» The task
Your response should contain every record below, copied exactly.

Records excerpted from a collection
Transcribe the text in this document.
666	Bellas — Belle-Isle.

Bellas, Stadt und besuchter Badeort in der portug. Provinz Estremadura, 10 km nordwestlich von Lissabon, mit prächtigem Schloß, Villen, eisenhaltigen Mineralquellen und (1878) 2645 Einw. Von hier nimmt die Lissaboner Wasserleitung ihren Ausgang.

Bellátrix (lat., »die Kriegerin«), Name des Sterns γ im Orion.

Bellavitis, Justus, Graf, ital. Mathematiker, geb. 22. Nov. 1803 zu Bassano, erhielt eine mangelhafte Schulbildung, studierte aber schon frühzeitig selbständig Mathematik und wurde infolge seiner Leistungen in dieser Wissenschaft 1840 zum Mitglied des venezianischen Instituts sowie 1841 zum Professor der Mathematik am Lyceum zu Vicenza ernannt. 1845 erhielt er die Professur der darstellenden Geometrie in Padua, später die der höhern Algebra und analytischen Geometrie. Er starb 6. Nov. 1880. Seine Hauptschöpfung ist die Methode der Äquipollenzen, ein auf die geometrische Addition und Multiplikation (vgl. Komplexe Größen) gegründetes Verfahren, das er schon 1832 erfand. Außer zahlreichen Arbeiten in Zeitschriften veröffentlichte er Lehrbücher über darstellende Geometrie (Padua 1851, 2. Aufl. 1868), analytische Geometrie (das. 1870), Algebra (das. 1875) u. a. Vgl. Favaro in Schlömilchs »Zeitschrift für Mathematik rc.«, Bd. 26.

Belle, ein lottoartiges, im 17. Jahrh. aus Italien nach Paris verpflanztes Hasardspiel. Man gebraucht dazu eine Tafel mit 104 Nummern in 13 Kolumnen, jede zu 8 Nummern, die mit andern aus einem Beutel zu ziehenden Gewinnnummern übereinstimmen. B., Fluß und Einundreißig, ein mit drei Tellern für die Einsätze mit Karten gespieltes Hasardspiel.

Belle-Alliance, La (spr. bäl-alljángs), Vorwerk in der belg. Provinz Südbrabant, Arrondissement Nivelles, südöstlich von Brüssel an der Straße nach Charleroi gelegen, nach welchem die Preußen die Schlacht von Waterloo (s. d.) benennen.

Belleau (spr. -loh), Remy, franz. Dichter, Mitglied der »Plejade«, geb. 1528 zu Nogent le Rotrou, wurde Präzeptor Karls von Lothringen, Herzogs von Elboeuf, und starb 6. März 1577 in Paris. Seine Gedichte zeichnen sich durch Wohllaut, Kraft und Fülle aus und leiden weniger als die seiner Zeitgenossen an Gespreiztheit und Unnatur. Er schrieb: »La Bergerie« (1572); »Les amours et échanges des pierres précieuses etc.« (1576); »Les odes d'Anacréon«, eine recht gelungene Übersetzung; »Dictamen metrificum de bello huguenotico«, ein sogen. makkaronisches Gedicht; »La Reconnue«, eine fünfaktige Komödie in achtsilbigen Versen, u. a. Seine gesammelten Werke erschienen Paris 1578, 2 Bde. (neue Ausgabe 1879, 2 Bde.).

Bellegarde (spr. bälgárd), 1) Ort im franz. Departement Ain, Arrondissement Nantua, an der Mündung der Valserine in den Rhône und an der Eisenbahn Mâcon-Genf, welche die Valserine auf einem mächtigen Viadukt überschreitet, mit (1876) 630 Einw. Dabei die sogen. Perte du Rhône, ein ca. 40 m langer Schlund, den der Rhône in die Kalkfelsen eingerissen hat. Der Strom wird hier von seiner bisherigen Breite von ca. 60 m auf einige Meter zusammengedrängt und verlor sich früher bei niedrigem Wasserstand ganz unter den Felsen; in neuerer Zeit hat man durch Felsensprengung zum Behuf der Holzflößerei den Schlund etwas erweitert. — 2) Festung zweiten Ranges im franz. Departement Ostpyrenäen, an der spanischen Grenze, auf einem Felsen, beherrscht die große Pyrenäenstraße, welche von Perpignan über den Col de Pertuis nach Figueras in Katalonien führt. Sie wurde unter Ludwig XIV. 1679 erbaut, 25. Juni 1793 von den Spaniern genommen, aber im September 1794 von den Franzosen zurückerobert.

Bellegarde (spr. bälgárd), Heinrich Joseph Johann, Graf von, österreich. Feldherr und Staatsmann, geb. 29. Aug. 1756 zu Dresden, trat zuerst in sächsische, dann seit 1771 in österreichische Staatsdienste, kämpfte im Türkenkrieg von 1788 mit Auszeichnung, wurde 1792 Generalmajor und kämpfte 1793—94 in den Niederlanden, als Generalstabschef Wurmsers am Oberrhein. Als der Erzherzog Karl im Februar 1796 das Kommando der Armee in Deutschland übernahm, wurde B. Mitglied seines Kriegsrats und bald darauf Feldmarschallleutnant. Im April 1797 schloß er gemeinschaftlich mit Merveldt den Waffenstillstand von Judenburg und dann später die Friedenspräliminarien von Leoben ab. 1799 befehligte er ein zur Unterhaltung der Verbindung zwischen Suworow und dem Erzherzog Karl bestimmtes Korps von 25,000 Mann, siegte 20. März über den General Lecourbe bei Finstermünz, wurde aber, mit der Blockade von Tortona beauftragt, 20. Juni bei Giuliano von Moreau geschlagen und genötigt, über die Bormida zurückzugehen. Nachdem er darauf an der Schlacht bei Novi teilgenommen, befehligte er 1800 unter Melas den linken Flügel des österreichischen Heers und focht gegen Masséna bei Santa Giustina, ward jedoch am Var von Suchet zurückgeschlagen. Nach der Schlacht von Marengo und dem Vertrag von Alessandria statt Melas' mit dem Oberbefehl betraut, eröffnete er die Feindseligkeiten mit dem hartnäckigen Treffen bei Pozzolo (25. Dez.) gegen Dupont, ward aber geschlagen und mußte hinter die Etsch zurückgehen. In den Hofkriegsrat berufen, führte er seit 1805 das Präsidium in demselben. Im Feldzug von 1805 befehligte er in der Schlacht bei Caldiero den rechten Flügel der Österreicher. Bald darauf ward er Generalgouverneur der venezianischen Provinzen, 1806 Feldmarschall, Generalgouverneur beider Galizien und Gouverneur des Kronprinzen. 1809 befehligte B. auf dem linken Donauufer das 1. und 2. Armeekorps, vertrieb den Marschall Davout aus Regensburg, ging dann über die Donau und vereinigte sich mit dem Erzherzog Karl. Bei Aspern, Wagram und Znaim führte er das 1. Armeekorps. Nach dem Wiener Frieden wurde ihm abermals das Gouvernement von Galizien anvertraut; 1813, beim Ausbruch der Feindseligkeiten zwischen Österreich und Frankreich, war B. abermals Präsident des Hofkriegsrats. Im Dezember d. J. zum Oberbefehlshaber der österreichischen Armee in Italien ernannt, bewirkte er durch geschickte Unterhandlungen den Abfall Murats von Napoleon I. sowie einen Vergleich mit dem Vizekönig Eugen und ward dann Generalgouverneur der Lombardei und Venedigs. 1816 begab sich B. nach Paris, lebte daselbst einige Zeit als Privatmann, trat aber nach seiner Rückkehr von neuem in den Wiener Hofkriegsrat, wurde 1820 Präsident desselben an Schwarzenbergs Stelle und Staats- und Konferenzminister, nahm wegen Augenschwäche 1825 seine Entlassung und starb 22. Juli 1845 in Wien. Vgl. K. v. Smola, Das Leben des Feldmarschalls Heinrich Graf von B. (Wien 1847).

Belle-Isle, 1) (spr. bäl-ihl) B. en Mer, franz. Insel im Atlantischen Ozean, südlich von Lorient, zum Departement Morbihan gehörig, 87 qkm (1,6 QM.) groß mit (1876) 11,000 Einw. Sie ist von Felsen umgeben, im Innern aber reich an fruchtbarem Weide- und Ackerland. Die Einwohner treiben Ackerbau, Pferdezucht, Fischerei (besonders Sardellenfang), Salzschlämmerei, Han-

» Solution below
Transcribe the text in this document.
666	Bellas — Belle-Isle.

Bellas, Stadt und besuchter Badeort in der portug. Provinz Estremadura, 10 km nordwestlich von Lissabon, mit prächtigem Schloß, Villen, eisenhaltigen Mineralquellen und (1878) 2645 Einw. Von hier nimmt die Lissaboner Wasserleitung ihren Ausgang.

Bellátrix (lat., »die Kriegerin«), Name des Sterns γ im Orion.

Bellavitis, Justus, Graf, ital. Mathematiker, geb. 22. Nov. 1803 zu Bassano, erhielt eine mangelhafte Schulbildung, studierte aber schon frühzeitig selbständig Mathematik und wurde infolge seiner Leistungen in dieser Wissenschaft 1840 zum Mitglied des venezianischen Instituts sowie 1841 zum Professor der Mathematik am Lyceum zu Vicenza ernannt. 1845 erhielt er die Professur der darstellenden Geometrie in Padua, später die der höhern Algebra und analytischen Geometrie. Er starb 6. Nov. 1880. Seine Hauptschöpfung ist die Methode der Äquipollenzen, ein auf die geometrische Addition und Multiplikation (vgl. Komplexe Größen) gegründetes Verfahren, das er schon 1832 erfand. Außer zahlreichen Arbeiten in Zeitschriften veröffentlichte er Lehrbücher über darstellende Geometrie (Padua 1851, 2. Aufl. 1868), analytische Geometrie (das. 1870), Algebra (das. 1875) u. a. Vgl. Favaro in Schlömilchs »Zeitschrift für Mathematik rc.«, Bd. 26.

Belle, ein lottoartiges, im 17. Jahrh. aus Italien nach Paris verpflanztes Hasardspiel. Man gebraucht dazu eine Tafel mit 104 Nummern in 13 Kolumnen, jede zu 8 Nummern, die mit andern aus einem Beutel zu ziehenden Gewinnnummern übereinstimmen. B., Fluß und Einundreißig, ein mit drei Tellern für die Einsätze mit Karten gespieltes Hasardspiel.

Belle-Alliance, La (spr. bäl-alljángs), Vorwerk in der belg. Provinz Südbrabant, Arrondissement Nivelles, südöstlich von Brüssel an der Straße nach Charleroi gelegen, nach welchem die Preußen die Schlacht von Waterloo (s. d.) benennen.

Belleau (spr. -loh), Remy, franz. Dichter, Mitglied der »Plejade«, geb. 1528 zu Nogent le Rotrou, wurde Präzeptor Karls von Lothringen, Herzogs von Elboeuf, und starb 6. März 1577 in Paris. Seine Gedichte zeichnen sich durch Wohllaut, Kraft und Fülle aus und leiden weniger als die seiner Zeitgenossen an Gespreiztheit und Unnatur. Er schrieb: »La Bergerie« (1572); »Les amours et échanges des pierres précieuses etc.« (1576); »Les odes d'Anacréon«, eine recht gelungene Übersetzung; »Dictamen metrificum de bello huguenotico«, ein sogen. makkaronisches Gedicht; »La Reconnue«, eine fünfaktige Komödie in achtsilbigen Versen, u. a. Seine gesammelten Werke erschienen Paris 1578, 2 Bde. (neue Ausgabe 1879, 2 Bde.).

Bellegarde (spr. bälgárd), 1) Ort im franz. Departement Ain, Arrondissement Nantua, an der Mündung der Valserine in den Rhône und an der Eisenbahn Mâcon-Genf, welche die Valserine auf einem mächtigen Viadukt überschreitet, mit (1876) 630 Einw. Dabei die sogen. Perte du Rhône, ein ca. 40 m langer Schlund, den der Rhône in die Kalkfelsen eingerissen hat. Der Strom wird hier von seiner bisherigen Breite von ca. 60 m auf einige Meter zusammengedrängt und verlor sich früher bei niedrigem Wasserstand ganz unter den Felsen; in neuerer Zeit hat man durch Felsensprengung zum Behuf der Holzflößerei den Schlund etwas erweitert. — 2) Festung zweiten Ranges im franz. Departement Ostpyrenäen, an der spanischen Grenze, auf einem Felsen, beherrscht die große Pyrenäenstraße, welche von Perpignan über den Col de Pertuis nach Figueras in Katalonien führt. Sie wurde unter Ludwig XIV. 1679 erbaut, 25. Juni 1793 von den Spaniern genommen, aber im September 1794 von den Franzosen zurückerobert.

Bellegarde (spr. bälgárd), Heinrich Joseph Johann, Graf von, österreich. Feldherr und Staatsmann, geb. 29. Aug. 1756 zu Dresden, trat zuerst in sächsische, dann seit 1771 in österreichische Staatsdienste, kämpfte im Türkenkrieg von 1788 mit Auszeichnung, wurde 1792 Generalmajor und kämpfte 1793—94 in den Niederlanden, als Generalstabschef Wurmsers am Oberrhein. Als der Erzherzog Karl im Februar 1796 das Kommando der Armee in Deutschland übernahm, wurde B. Mitglied seines Kriegsrats und bald darauf Feldmarschallleutnant. Im April 1797 schloß er gemeinschaftlich mit Merveldt den Waffenstillstand von Judenburg und dann später die Friedenspräliminarien von Leoben ab. 1799 befehligte er ein zur Unterhaltung der Verbindung zwischen Suworow und dem Erzherzog Karl bestimmtes Korps von 25,000 Mann, siegte 20. März über den General Lecourbe bei Finstermünz, wurde aber, mit der Blockade von Tortona beauftragt, 20. Juni bei Giuliano von Moreau geschlagen und genötigt, über die Bormida zurückzugehen. Nachdem er darauf an der Schlacht bei Novi teilgenommen, befehligte er 1800 unter Melas den linken Flügel des österreichischen Heers und focht gegen Masséna bei Santa Giustina, ward jedoch am Var von Suchet zurückgeschlagen. Nach der Schlacht von Marengo und dem Vertrag von Alessandria statt Melas' mit dem Oberbefehl betraut, eröffnete er die Feindseligkeiten mit dem hartnäckigen Treffen bei Pozzolo (25. Dez.) gegen Dupont, ward aber geschlagen und mußte hinter die Etsch zurückgehen. In den Hofkriegsrat berufen, führte er seit 1805 das Präsidium in demselben. Im Feldzug von 1805 befehligte er in der Schlacht bei Caldiero den rechten Flügel der Österreicher. Bald darauf ward er Generalgouverneur der venezianischen Provinzen, 1806 Feldmarschall, Generalgouverneur beider Galizien und Gouverneur des Kronprinzen. 1809 befehligte B. auf dem linken Donauufer das 1. und 2. Armeekorps, vertrieb den Marschall Davout aus Regensburg, ging dann über die Donau und vereinigte sich mit dem Erzherzog Karl. Bei Aspern, Wagram und Znaim führte er das 1. Armeekorps. Nach dem Wiener Frieden wurde ihm abermals das Gouvernement von Galizien anvertraut; 1813, beim Ausbruch der Feindseligkeiten zwischen Österreich und Frankreich, war B. abermals Präsident des Hofkriegsrats. Im Dezember d. J. zum Oberbefehlshaber der österreichischen Armee in Italien ernannt, bewirkte er durch geschickte Unterhandlungen den Abfall Murats von Napoleon I. sowie einen Vergleich mit dem Vizekönig Eugen und ward dann Generalgouverneur der Lombardei und Venedigs. 1816 begab sich B. nach Paris, lebte daselbst einige Zeit als Privatmann, trat aber nach seiner Rückkehr von neuem in den Wiener Hofkriegsrat, wurde 1820 Präsident desselben an Schwarzenbergs Stelle und Staats- und Konferenzminister, nahm wegen Augenschwäche 1825 seine Entlassung und starb 22. Juli 1845 in Wien. Vgl. K. v. Smola, Das Leben des Feldmarschalls Heinrich Graf von B. (Wien 1847).

Belle-Isle, 1) (spr. bäl-ihl) B. en Mer, franz. Insel im Atlantischen Ozean, südlich von Lorient, zum Departement Morbihan gehörig, 87 qkm (1,6 QM.) groß mit (1876) 11,000 Einw. Sie ist von Felsen umgeben, im Innern aber reich an fruchtbarem Weide- und Ackerland. Die Einwohner treiben Ackerbau, Pferdezucht, Fischerei (besonders Sardellenfang), Salzschlämmerei, Han-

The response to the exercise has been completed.